Restate, word for word, all of the material shown below.
::::
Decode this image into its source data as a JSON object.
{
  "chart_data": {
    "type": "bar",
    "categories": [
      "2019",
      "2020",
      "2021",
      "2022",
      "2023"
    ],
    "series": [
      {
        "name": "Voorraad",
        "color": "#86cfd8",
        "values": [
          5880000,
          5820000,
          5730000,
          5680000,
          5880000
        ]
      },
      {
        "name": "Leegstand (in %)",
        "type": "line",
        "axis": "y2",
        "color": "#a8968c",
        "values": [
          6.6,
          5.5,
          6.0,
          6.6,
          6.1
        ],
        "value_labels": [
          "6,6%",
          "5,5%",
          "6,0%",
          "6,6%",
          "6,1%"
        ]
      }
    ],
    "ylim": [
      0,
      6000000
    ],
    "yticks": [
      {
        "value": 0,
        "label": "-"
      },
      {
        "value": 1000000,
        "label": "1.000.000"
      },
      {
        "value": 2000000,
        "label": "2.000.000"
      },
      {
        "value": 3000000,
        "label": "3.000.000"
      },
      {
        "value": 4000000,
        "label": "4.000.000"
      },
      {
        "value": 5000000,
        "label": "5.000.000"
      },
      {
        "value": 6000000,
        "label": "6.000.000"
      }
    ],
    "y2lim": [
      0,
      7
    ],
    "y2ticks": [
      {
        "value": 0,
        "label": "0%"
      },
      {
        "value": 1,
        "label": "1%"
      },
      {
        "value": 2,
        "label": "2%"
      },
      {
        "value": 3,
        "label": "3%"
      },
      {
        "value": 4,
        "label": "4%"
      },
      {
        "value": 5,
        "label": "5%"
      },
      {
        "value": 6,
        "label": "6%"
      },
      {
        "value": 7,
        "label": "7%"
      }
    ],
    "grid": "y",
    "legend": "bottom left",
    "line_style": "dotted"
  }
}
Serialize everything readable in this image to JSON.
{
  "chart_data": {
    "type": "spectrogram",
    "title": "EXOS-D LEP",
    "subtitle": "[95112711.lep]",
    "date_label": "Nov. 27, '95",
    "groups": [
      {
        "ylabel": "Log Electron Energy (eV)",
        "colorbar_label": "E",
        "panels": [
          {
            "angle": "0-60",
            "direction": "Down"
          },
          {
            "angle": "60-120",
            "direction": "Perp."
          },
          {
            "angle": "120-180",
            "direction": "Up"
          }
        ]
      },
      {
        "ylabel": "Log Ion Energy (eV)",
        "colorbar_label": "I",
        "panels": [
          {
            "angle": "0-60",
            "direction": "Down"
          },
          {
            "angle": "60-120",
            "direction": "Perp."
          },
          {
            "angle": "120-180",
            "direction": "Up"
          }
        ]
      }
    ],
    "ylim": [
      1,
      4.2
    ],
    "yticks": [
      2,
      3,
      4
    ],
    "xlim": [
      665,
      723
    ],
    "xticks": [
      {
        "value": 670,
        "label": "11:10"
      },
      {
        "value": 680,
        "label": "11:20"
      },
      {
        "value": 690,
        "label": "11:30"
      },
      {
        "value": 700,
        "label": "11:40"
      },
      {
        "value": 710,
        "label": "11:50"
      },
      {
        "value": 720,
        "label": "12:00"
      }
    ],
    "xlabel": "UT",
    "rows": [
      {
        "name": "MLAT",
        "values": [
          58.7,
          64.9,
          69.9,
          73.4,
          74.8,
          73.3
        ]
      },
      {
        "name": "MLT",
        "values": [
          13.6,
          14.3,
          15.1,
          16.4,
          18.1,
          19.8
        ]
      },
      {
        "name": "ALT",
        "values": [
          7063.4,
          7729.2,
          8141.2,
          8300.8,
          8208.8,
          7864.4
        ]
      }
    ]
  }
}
::::
- Output for this task
Decode this image into its source data as a JSON object.
{
  "chart_data": {
    "type": "bar",
    "categories": [
      "2019",
      "2020",
      "2021",
      "2022",
      "2023"
    ],
    "series": [
      {
        "name": "Voorraad",
        "color": "#86cfd8",
        "values": [
          5880000,
          5820000,
          5730000,
          5680000,
          5880000
        ]
      },
      {
        "name": "Leegstand (in %)",
        "type": "line",
        "axis": "y2",
        "color": "#a8968c",
        "values": [
          6.6,
          5.5,
          6.0,
          6.6,
          6.1
        ],
        "value_labels": [
          "6,6%",
          "5,5%",
          "6,0%",
          "6,6%",
          "6,1%"
        ]
      }
    ],
    "ylim": [
      0,
      6000000
    ],
    "yticks": [
      {
        "value": 0,
        "label": "-"
      },
      {
        "value": 1000000,
        "label": "1.000.000"
      },
      {
        "value": 2000000,
        "label": "2.000.000"
      },
      {
        "value": 3000000,
        "label": "3.000.000"
      },
      {
        "value": 4000000,
        "label": "4.000.000"
      },
      {
        "value": 5000000,
        "label": "5.000.000"
      },
      {
        "value": 6000000,
        "label": "6.000.000"
      }
    ],
    "y2lim": [
      0,
      7
    ],
    "y2ticks": [
      {
        "value": 0,
        "label": "0%"
      },
      {
        "value": 1,
        "label": "1%"
      },
      {
        "value": 2,
        "label": "2%"
      },
      {
        "value": 3,
        "label": "3%"
      },
      {
        "value": 4,
        "label": "4%"
      },
      {
        "value": 5,
        "label": "5%"
      },
      {
        "value": 6,
        "label": "6%"
      },
      {
        "value": 7,
        "label": "7%"
      }
    ],
    "grid": "y",
    "legend": "bottom left",
    "line_style": "dotted"
  }
}
Serialize everything readable in this image to JSON.
{
  "chart_data": {
    "type": "spectrogram",
    "title": "EXOS-D LEP",
    "subtitle": "[95112711.lep]",
    "date_label": "Nov. 27, '95",
    "groups": [
      {
        "ylabel": "Log Electron Energy (eV)",
        "colorbar_label": "E",
        "panels": [
          {
            "angle": "0-60",
            "direction": "Down"
          },
          {
            "angle": "60-120",
            "direction": "Perp."
          },
          {
            "angle": "120-180",
            "direction": "Up"
          }
        ]
      },
      {
        "ylabel": "Log Ion Energy (eV)",
        "colorbar_label": "I",
        "panels": [
          {
            "angle": "0-60",
            "direction": "Down"
          },
          {
            "angle": "60-120",
            "direction": "Perp."
          },
          {
            "angle": "120-180",
            "direction": "Up"
          }
        ]
      }
    ],
    "ylim": [
      1,
      4.2
    ],
    "yticks": [
      2,
      3,
      4
    ],
    "xlim": [
      665,
      723
    ],
    "xticks": [
      {
        "value": 670,
        "label": "11:10"
      },
      {
        "value": 680,
        "label": "11:20"
      },
      {
        "value": 690,
        "label": "11:30"
      },
      {
        "value": 700,
        "label": "11:40"
      },
      {
        "value": 710,
        "label": "11:50"
      },
      {
        "value": 720,
        "label": "12:00"
      }
    ],
    "xlabel": "UT",
    "rows": [
      {
        "name": "MLAT",
        "values": [
          58.7,
          64.9,
          69.9,
          73.4,
          74.8,
          73.3
        ]
      },
      {
        "name": "MLT",
        "values": [
          13.6,
          14.3,
          15.1,
          16.4,
          18.1,
          19.8
        ]
      },
      {
        "name": "ALT",
        "values": [
          7063.4,
          7729.2,
          8141.2,
          8300.8,
          8208.8,
          7864.4
        ]
      }
    ]
  }
}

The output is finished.